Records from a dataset
□ □ □ □ □ □ □

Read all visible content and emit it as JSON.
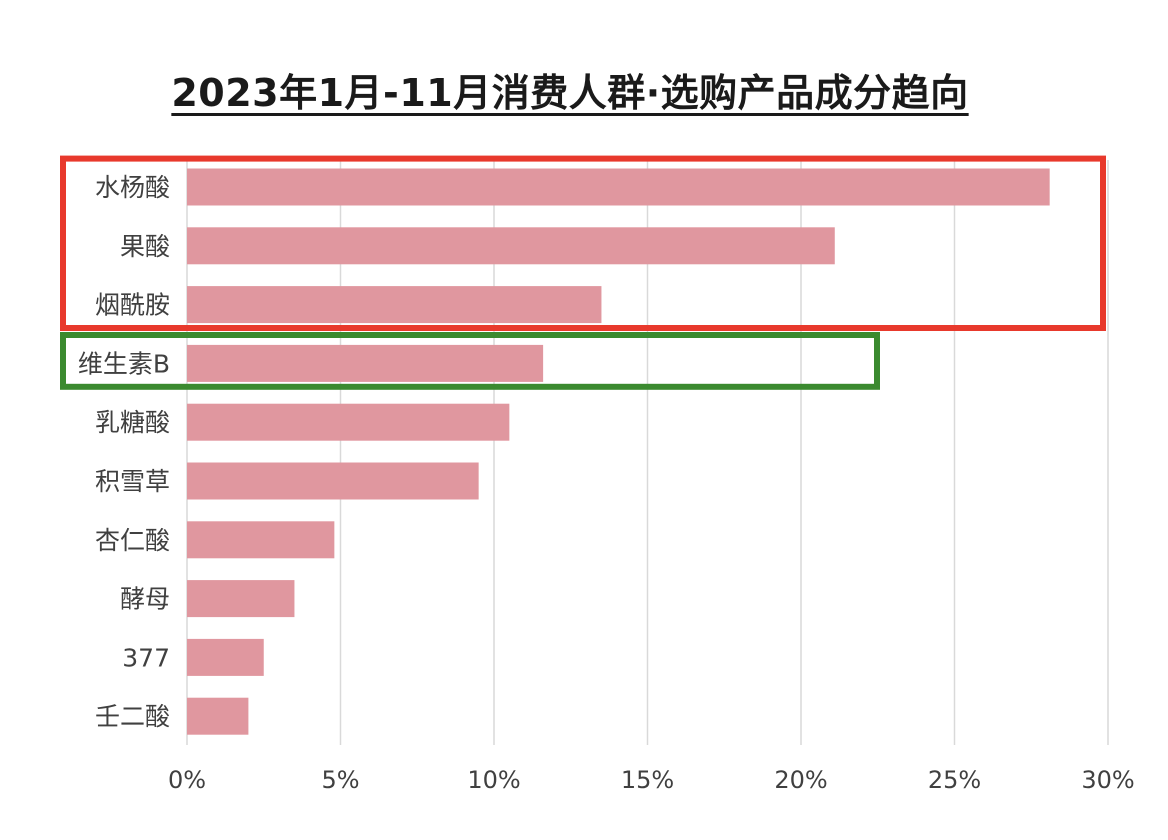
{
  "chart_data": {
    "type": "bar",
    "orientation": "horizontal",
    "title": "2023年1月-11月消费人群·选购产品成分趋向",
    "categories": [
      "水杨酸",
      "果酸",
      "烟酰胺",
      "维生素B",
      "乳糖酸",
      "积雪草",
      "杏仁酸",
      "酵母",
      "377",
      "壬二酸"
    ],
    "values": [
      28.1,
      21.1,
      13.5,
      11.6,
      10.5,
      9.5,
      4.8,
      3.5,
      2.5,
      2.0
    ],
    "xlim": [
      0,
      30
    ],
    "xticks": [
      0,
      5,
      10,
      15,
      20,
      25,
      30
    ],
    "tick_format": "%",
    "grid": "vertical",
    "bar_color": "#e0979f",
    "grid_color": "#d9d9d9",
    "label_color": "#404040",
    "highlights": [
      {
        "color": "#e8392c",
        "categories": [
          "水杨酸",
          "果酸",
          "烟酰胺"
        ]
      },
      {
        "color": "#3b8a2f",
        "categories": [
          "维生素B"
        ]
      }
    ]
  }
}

□ □ □ □ □ □ □

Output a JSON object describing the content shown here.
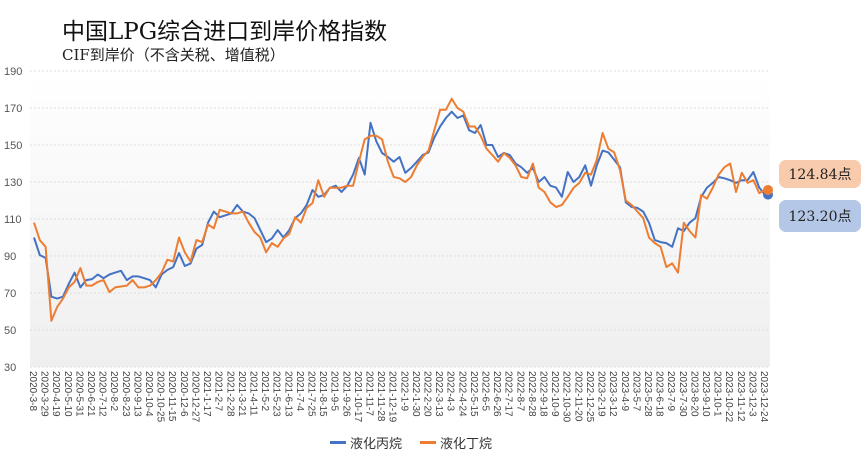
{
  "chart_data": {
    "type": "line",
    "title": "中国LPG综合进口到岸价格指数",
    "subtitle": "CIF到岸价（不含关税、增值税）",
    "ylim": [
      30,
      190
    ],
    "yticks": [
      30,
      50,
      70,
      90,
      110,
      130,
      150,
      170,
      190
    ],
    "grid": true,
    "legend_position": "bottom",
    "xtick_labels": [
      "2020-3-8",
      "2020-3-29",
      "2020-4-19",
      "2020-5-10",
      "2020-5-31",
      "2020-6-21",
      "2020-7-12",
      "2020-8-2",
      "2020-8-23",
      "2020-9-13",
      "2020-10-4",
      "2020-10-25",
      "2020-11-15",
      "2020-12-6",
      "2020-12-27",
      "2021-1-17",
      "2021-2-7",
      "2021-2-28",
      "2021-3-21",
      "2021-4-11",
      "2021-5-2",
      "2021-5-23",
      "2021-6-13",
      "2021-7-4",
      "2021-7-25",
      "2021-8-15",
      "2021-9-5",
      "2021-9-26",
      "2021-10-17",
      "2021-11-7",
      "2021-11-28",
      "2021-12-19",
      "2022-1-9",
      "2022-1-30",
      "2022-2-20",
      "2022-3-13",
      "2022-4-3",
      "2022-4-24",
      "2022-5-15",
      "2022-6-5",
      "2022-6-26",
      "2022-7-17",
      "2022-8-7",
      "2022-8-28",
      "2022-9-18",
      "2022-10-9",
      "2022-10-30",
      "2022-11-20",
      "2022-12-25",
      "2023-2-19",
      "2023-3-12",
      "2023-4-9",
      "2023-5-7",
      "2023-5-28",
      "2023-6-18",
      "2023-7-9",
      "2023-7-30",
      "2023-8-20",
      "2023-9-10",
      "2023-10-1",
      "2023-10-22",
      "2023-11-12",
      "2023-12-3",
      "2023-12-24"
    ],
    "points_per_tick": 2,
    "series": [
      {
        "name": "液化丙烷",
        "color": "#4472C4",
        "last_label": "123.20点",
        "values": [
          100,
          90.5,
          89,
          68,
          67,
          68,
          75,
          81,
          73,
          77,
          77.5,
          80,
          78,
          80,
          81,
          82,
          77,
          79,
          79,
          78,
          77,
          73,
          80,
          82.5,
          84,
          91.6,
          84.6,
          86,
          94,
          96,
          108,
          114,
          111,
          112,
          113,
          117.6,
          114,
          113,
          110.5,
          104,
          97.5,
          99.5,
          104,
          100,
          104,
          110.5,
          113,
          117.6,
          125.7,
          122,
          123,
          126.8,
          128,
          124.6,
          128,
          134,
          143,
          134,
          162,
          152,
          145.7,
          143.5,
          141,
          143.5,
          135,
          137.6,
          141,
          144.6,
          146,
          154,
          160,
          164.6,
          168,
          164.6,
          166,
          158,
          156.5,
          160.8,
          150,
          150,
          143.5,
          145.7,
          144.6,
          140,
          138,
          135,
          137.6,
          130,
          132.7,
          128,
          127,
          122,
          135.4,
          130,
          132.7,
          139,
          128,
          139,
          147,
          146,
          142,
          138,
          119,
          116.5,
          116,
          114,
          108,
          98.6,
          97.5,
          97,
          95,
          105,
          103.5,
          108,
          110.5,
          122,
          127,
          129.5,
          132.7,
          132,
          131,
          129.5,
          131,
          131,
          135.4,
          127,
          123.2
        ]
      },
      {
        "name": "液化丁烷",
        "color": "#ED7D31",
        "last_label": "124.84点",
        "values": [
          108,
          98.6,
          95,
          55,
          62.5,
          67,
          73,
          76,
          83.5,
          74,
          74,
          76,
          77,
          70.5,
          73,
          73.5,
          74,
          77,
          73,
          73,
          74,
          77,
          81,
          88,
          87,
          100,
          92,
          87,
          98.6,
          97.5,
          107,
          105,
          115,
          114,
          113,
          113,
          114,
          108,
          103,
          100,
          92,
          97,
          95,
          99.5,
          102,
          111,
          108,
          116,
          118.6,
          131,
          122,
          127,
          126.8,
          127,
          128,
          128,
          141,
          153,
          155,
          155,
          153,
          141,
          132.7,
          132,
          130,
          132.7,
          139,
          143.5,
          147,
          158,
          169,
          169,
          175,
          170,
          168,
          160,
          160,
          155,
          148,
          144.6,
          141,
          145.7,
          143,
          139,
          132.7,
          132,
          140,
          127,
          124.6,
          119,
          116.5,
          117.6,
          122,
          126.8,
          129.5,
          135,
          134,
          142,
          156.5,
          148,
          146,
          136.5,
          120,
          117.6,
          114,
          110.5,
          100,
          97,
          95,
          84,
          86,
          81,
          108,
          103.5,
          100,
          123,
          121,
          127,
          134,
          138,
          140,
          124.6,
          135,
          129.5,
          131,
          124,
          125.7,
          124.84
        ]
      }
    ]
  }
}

□ □ □ □ □ □ □

> _Request_
Reproduce every line of the listing above in which the string "content" appears.

> _Solution_
Read all visible content and emit it as JSON.
Output a JSON object describing the content shown here.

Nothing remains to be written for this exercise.